§ Stored records
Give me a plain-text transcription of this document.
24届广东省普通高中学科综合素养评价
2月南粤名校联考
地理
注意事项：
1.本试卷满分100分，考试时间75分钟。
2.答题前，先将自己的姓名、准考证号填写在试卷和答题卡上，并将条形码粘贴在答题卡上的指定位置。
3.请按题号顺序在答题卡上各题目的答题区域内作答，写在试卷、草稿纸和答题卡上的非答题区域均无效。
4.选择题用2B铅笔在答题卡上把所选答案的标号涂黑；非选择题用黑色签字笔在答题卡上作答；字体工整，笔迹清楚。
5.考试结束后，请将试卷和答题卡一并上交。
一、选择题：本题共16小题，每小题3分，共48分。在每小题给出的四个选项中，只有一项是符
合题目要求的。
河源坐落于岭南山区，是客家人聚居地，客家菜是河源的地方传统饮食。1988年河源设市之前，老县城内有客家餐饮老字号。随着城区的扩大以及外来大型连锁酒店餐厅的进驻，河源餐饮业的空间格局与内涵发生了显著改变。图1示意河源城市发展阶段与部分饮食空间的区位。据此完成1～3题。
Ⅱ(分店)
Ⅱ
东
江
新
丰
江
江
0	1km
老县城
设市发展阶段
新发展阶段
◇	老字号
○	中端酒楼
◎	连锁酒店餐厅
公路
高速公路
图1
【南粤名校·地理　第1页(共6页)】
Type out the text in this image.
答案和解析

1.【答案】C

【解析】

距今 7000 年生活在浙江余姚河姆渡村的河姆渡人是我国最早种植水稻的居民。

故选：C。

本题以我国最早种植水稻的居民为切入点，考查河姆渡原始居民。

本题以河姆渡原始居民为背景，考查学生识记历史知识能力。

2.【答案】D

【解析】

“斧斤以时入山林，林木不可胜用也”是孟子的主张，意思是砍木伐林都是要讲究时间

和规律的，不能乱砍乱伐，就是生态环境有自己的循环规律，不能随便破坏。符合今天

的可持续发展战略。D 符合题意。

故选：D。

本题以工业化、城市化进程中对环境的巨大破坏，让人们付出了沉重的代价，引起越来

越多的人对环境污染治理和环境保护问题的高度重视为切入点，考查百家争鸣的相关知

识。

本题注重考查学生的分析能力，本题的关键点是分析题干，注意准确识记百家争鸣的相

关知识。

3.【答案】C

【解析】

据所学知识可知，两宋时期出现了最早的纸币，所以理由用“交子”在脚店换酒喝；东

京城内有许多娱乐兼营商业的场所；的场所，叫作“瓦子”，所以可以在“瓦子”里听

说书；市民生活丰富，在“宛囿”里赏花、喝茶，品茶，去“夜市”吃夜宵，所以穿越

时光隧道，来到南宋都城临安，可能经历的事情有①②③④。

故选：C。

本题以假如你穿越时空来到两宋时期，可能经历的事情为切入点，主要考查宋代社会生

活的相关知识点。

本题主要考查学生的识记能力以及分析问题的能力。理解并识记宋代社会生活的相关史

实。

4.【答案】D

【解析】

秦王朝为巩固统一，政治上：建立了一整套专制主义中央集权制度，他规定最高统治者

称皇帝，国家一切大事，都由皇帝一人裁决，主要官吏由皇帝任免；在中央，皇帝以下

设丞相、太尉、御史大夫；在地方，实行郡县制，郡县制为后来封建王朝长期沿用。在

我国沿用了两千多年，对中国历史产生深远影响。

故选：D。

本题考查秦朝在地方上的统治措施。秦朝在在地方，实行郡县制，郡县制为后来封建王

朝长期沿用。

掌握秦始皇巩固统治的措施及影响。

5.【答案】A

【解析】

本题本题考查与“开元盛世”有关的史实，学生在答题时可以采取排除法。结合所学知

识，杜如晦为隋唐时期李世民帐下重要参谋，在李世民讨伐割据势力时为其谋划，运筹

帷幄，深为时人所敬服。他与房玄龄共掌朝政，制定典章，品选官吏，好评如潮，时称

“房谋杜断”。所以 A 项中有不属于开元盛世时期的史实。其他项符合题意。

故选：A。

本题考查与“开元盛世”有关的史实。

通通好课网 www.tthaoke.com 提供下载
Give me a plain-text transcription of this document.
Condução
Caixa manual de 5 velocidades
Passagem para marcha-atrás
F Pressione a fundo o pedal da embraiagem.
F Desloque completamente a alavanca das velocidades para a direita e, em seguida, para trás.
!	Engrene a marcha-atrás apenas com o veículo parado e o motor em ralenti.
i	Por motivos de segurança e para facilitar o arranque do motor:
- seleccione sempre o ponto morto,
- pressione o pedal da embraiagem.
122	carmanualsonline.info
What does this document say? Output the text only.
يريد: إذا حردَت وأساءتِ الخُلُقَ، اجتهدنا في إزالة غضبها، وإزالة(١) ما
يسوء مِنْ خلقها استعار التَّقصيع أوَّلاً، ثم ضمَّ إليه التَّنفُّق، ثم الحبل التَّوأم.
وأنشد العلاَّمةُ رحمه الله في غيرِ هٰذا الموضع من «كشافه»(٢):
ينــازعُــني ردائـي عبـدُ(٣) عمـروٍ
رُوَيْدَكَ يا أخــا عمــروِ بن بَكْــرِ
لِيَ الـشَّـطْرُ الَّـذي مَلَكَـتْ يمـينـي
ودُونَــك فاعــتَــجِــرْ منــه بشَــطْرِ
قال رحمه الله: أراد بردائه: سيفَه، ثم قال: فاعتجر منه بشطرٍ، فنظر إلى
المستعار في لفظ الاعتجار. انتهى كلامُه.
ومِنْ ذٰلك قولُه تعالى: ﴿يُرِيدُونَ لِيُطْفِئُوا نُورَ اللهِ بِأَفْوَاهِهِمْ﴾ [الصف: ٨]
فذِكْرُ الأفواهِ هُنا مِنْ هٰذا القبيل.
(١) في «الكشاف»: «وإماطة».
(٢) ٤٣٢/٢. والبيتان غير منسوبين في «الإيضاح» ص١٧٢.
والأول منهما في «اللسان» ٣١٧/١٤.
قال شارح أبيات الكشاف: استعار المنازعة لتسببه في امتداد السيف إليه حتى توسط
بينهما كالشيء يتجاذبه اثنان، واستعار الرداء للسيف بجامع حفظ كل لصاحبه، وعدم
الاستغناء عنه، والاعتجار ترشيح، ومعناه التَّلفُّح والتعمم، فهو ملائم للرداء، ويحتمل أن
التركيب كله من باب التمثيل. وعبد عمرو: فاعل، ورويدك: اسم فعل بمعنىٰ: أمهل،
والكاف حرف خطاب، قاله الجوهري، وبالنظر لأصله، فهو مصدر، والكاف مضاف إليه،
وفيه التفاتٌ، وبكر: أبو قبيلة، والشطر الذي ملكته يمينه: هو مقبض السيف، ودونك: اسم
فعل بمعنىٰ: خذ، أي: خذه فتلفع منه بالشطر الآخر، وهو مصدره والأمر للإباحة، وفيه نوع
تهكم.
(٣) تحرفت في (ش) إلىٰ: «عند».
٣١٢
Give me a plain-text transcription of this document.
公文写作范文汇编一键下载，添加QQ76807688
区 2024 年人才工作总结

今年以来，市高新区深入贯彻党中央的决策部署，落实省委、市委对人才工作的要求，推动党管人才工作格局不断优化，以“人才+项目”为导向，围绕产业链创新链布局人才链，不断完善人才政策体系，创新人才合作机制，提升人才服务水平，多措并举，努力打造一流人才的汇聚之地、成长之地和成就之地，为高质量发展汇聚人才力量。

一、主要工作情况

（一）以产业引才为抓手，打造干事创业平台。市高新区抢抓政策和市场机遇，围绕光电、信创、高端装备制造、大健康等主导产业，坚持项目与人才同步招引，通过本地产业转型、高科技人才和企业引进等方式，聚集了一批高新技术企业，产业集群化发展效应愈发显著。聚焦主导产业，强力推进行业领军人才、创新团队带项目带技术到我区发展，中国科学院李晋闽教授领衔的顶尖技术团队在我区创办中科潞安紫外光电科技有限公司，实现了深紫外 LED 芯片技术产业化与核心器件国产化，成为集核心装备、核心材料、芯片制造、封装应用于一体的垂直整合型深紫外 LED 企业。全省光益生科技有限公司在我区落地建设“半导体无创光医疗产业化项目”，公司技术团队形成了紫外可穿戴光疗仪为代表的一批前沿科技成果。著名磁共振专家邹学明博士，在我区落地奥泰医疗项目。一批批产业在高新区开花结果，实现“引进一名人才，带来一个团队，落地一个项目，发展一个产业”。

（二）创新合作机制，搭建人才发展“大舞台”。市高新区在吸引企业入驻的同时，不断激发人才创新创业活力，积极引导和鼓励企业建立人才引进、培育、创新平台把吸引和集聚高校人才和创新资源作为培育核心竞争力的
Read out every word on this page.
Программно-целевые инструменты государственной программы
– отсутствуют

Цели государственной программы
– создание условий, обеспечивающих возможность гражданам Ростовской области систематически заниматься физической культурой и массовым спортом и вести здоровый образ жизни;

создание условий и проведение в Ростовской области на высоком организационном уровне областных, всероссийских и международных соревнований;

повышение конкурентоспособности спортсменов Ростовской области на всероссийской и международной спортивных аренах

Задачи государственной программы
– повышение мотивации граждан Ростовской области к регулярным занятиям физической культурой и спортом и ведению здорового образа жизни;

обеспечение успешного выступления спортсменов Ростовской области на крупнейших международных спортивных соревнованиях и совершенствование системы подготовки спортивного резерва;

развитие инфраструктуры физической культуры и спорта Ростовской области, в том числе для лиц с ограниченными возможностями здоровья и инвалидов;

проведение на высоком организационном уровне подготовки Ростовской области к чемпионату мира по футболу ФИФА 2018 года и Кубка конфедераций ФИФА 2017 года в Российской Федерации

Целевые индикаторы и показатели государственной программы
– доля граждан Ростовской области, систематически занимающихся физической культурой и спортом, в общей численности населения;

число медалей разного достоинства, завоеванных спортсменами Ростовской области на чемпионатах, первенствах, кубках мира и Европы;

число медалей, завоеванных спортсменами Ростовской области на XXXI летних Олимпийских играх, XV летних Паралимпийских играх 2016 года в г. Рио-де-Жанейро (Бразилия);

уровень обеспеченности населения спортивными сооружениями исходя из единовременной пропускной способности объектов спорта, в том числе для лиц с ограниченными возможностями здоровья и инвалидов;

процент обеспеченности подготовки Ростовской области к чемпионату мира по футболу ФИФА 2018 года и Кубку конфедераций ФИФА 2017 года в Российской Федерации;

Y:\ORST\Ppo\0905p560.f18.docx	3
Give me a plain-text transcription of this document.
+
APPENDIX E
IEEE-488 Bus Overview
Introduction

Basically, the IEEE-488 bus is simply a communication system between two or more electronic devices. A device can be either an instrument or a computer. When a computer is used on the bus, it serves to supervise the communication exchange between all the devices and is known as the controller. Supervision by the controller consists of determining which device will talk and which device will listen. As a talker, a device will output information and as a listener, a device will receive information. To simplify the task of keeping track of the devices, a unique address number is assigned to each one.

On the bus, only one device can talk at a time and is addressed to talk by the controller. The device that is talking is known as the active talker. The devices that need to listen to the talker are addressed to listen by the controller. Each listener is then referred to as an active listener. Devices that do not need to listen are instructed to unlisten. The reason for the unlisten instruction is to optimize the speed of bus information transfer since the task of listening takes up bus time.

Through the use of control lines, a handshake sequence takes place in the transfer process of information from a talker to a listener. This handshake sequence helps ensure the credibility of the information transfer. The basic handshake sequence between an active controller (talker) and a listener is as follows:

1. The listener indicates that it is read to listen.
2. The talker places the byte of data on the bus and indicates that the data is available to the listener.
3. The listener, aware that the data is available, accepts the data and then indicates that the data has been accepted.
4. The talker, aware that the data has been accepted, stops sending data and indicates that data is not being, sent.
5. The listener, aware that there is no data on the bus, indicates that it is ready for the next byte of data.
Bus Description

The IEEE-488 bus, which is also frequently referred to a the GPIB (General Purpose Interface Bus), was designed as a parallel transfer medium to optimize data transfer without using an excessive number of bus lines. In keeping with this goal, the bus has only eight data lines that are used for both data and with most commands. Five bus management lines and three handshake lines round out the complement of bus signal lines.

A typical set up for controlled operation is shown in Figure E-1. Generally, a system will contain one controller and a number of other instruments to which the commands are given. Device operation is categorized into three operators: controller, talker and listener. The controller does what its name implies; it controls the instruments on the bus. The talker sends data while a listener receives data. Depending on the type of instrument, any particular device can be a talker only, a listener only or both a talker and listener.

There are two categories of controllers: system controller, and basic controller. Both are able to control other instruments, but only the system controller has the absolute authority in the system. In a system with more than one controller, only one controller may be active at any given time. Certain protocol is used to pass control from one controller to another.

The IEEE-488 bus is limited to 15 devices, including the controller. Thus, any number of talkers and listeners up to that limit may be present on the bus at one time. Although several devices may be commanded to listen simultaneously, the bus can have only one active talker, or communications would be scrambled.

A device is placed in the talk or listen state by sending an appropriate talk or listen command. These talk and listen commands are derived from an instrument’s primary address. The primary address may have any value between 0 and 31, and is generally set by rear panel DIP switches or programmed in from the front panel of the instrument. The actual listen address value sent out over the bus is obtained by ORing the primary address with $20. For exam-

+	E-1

§ TASK TO COMPLETE
Pull out every line of the records above that contains the word "الكشاف".

§ ANSWER FOR THE TASK
(١) في «الكشاف»: «وإماطة».
قال شارح أبيات الكشاف: استعار المنازعة لتسببه في امتداد السيف إليه حتى توسط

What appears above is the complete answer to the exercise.